→ **What the exercise asks**:
Copy out all the lines where "PESEL" shows up.

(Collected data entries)
------------------------------------------------------------
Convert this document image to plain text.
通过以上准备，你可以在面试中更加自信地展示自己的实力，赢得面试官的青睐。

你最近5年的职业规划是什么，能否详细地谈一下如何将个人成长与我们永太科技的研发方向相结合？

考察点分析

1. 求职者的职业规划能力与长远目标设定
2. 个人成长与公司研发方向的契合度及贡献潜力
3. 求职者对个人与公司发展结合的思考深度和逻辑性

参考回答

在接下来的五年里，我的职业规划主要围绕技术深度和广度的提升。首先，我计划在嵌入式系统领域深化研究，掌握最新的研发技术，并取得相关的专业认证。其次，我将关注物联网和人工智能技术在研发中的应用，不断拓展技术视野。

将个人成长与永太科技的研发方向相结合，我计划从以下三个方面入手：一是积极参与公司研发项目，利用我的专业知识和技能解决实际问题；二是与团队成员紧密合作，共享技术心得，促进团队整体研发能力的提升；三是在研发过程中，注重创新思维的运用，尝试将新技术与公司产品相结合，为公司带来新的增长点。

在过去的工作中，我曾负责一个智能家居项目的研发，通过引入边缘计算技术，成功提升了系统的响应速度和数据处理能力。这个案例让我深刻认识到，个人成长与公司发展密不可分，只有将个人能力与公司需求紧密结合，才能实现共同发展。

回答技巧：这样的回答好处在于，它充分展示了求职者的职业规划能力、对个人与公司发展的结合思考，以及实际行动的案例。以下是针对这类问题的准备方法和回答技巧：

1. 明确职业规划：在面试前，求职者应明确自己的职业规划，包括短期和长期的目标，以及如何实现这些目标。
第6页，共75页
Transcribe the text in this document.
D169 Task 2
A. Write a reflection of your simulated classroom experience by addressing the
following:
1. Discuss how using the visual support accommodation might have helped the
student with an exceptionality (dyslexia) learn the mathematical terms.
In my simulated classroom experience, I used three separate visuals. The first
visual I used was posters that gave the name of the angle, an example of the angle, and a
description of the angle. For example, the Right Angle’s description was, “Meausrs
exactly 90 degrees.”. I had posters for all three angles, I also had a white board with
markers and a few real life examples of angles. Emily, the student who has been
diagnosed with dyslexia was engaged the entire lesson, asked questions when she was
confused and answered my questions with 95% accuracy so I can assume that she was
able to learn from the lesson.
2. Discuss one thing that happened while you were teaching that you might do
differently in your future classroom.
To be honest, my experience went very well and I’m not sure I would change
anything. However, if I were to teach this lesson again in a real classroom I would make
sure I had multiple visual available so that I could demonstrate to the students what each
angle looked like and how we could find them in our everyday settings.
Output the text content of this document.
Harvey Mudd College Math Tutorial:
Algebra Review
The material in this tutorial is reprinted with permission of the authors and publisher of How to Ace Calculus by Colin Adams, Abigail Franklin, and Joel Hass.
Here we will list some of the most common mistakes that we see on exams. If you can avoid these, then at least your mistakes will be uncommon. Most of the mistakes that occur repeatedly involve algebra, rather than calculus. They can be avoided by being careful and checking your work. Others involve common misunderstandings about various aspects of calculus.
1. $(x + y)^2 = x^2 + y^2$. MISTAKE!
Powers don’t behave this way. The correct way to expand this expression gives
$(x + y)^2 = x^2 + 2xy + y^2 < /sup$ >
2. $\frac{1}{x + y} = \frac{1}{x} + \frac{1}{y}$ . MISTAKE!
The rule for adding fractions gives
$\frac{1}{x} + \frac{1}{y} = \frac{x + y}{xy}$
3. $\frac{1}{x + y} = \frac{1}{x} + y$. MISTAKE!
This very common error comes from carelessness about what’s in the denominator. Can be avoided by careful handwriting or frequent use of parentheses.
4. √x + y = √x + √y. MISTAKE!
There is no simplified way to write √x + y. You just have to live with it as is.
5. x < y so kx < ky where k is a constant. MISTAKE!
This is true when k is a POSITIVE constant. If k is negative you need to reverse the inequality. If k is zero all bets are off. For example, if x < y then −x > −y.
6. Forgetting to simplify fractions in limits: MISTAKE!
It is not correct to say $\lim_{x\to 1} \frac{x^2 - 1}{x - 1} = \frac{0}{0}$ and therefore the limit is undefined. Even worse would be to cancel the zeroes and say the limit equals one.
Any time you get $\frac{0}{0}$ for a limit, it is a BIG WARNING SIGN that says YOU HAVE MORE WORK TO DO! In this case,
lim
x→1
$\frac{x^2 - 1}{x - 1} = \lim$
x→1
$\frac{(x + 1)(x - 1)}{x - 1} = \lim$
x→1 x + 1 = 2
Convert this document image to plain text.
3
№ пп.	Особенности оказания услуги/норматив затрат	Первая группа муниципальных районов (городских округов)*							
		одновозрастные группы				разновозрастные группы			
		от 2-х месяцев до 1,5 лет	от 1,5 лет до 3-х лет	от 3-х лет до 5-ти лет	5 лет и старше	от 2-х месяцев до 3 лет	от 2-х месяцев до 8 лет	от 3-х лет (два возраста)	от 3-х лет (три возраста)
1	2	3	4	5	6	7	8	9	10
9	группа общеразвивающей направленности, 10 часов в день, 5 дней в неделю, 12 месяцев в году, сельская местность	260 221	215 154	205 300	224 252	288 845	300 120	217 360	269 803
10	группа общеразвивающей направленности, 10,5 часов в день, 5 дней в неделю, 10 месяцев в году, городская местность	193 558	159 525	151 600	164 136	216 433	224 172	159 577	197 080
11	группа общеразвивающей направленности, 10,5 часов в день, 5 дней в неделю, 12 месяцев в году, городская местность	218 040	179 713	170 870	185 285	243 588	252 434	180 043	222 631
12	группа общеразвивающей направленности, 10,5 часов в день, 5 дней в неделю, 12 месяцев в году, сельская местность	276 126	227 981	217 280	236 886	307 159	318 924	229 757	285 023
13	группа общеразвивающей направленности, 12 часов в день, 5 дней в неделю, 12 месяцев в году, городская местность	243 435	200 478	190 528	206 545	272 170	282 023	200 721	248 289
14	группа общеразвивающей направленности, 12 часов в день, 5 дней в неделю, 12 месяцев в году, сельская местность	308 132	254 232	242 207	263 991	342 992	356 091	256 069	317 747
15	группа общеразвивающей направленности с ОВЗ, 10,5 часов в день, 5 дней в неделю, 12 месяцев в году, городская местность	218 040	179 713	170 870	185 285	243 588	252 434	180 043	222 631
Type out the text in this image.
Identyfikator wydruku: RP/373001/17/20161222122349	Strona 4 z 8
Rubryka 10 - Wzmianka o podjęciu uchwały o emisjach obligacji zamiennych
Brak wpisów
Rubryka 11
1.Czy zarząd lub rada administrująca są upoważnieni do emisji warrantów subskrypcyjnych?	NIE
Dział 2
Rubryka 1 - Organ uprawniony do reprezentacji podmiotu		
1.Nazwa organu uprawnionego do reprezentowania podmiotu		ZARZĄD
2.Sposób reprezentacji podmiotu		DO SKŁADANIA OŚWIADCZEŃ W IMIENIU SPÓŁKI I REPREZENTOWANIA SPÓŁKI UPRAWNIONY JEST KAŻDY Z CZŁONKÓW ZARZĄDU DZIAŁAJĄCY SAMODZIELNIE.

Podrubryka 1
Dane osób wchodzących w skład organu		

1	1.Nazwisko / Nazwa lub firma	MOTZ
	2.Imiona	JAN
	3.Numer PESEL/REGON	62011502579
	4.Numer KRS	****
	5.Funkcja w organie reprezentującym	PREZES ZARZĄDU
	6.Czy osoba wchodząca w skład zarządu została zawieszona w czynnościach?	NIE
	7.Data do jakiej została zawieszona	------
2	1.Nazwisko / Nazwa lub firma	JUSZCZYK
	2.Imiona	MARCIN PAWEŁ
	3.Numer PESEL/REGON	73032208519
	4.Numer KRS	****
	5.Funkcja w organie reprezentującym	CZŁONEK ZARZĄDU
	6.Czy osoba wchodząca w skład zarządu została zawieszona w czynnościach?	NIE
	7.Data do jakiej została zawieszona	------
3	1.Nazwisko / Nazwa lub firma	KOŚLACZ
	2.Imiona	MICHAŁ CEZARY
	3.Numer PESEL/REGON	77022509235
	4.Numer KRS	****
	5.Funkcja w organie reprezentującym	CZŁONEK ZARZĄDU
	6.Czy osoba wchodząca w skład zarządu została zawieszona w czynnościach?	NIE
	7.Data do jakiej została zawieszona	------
------------------------------------------------------------
→ **Written answer**:
	3.Numer PESEL/REGON	62011502579
	3.Numer PESEL/REGON	73032208519
	3.Numer PESEL/REGON	77022509235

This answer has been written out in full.